WHAT IS BEING ASKED: Find and copy lines holding "this".

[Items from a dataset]
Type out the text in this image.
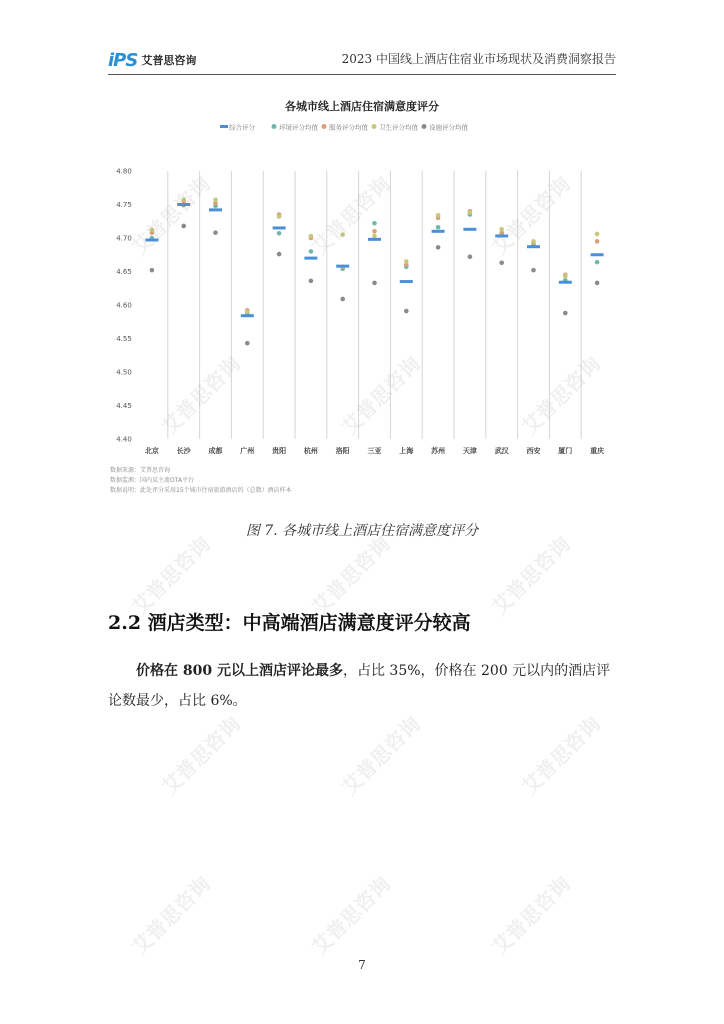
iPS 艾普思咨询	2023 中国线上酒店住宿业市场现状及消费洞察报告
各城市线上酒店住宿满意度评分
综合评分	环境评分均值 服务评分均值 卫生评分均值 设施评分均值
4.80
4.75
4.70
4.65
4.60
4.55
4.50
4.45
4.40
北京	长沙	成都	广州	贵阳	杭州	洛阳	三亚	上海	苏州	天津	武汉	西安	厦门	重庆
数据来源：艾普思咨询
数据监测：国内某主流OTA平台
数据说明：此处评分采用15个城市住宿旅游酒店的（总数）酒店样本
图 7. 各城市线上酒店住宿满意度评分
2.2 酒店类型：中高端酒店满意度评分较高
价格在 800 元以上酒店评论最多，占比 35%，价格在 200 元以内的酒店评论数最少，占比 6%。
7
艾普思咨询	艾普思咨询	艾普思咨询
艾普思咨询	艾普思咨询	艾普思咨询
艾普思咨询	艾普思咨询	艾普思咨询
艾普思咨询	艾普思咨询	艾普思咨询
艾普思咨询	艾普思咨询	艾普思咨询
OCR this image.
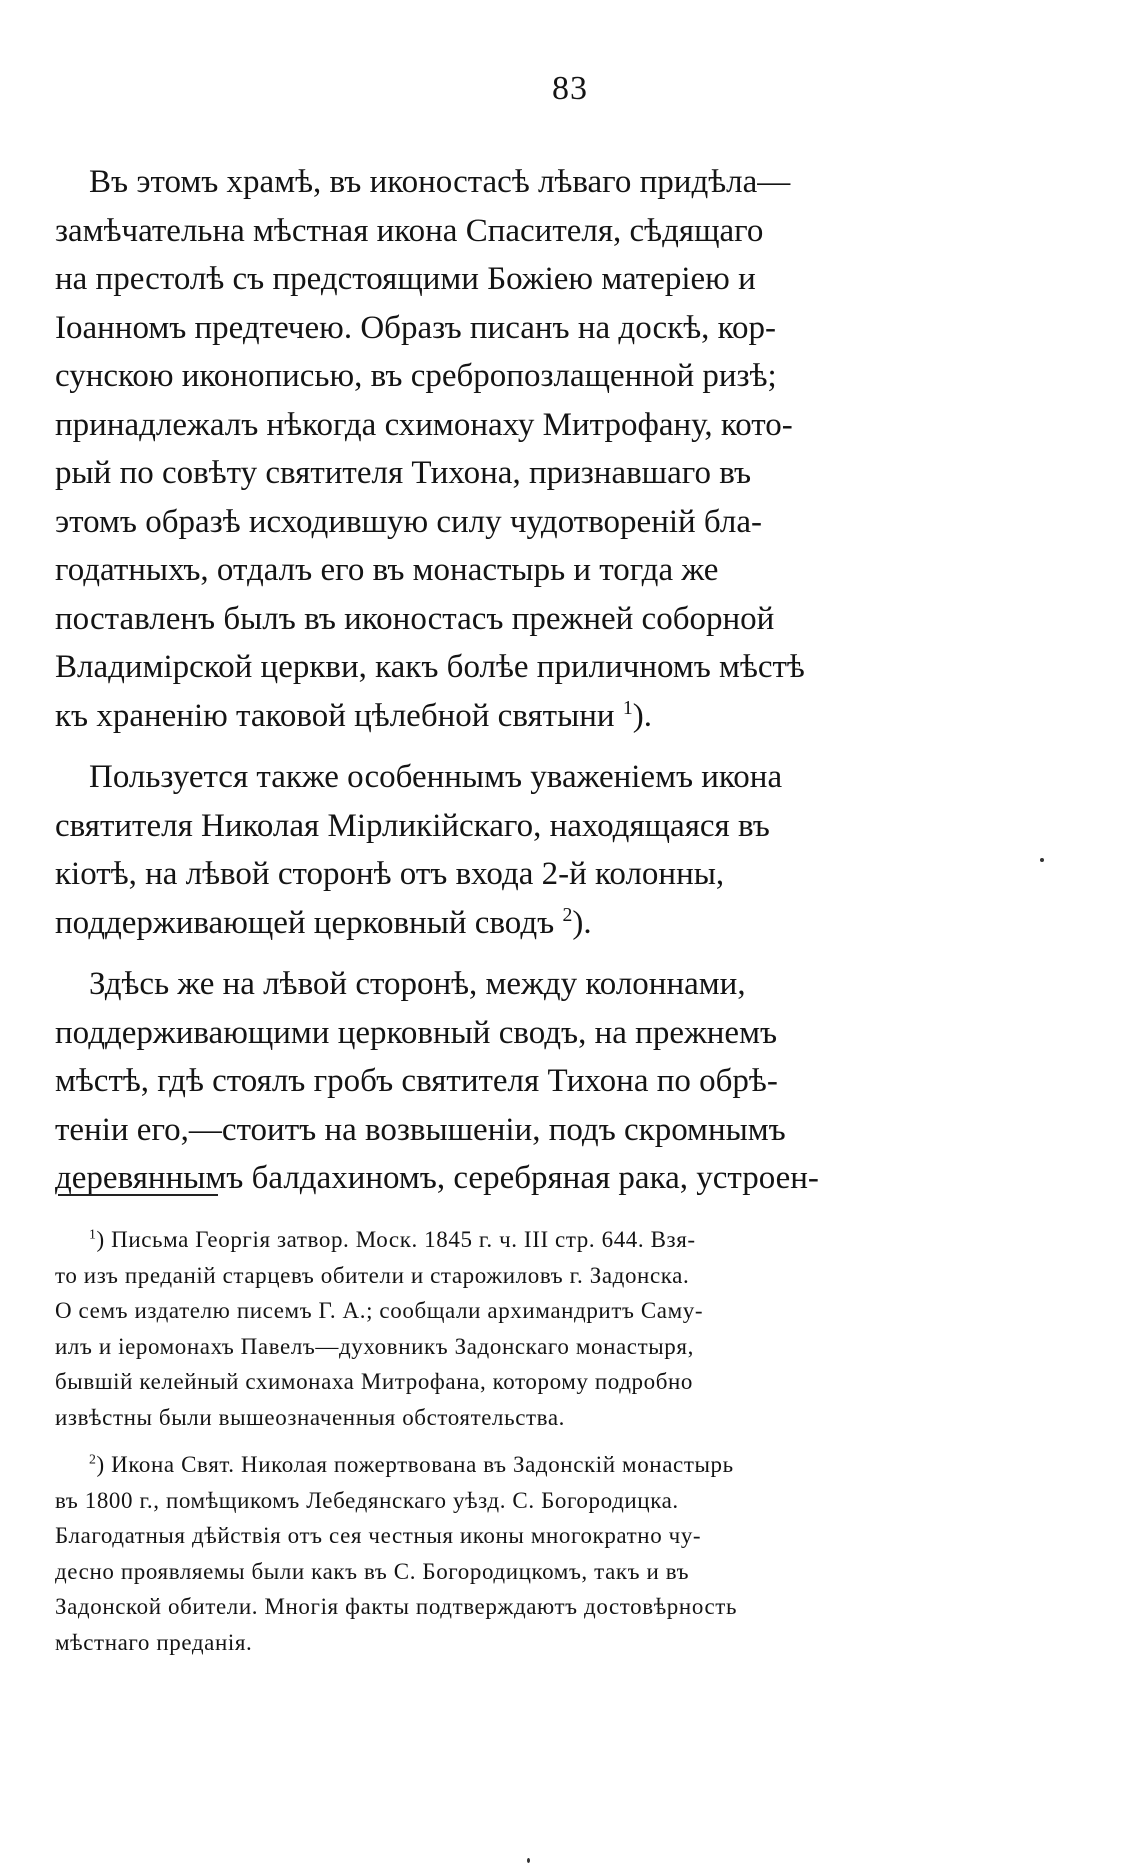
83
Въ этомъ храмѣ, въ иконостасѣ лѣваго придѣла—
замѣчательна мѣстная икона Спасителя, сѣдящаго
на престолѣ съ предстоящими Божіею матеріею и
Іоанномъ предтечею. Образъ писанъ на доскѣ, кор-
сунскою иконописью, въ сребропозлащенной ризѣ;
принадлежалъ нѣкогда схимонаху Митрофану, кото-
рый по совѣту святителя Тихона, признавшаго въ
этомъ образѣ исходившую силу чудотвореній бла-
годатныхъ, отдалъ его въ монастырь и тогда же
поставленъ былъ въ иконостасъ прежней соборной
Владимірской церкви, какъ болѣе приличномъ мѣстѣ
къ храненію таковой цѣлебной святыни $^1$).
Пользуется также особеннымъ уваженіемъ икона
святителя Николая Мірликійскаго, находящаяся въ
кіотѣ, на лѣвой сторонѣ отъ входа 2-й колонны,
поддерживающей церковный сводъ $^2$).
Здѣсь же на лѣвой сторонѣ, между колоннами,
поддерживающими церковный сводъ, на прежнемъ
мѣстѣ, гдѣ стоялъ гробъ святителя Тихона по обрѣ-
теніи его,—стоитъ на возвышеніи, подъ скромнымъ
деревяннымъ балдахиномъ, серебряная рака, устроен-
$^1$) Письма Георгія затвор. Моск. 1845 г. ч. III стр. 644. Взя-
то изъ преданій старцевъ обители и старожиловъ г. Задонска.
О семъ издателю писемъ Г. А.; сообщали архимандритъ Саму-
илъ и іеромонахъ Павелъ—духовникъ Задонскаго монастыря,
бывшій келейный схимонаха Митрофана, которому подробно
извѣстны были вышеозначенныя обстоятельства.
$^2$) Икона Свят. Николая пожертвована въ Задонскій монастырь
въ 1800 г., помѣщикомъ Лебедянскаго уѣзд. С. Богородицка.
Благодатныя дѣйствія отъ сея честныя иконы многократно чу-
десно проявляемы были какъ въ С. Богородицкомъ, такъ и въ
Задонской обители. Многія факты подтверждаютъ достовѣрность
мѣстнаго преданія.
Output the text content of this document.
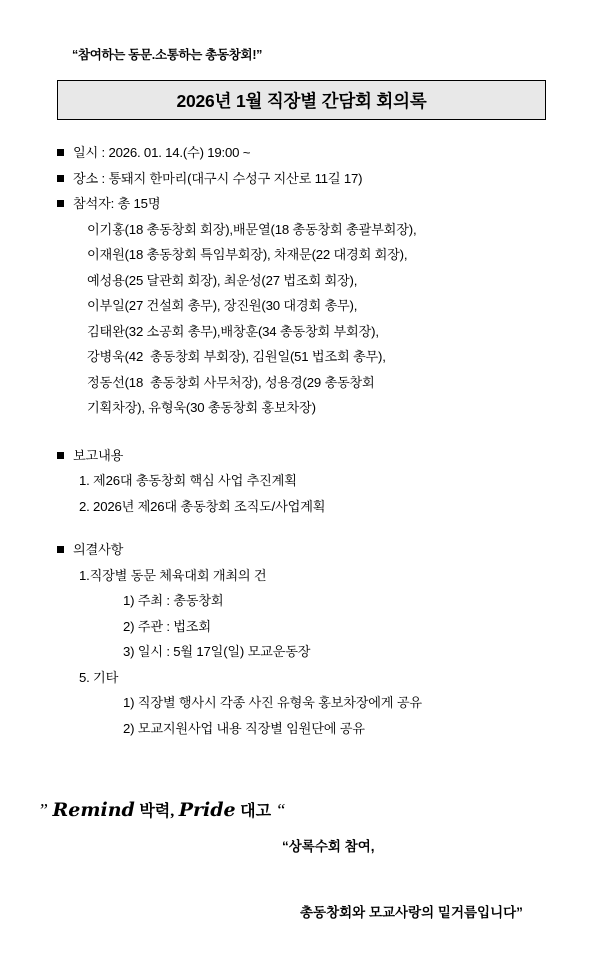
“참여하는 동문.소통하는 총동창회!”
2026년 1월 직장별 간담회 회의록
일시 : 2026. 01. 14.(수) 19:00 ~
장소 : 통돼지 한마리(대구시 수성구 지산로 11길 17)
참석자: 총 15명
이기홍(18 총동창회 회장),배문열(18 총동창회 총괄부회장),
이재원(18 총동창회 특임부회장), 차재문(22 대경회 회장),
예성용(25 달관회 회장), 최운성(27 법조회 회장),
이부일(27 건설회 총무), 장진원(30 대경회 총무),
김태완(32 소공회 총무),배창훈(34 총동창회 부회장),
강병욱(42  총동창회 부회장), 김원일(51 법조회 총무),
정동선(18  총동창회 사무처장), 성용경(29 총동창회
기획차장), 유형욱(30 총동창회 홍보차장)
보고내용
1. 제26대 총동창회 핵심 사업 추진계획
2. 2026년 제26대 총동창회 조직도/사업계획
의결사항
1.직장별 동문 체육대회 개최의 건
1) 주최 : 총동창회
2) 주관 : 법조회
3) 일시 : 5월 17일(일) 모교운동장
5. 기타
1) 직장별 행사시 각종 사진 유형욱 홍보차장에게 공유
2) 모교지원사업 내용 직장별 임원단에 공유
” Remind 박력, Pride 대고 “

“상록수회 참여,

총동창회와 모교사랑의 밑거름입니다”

TASK OUTPUT:
Type out the text in this image.
OCR this image.
Output the text content of this document.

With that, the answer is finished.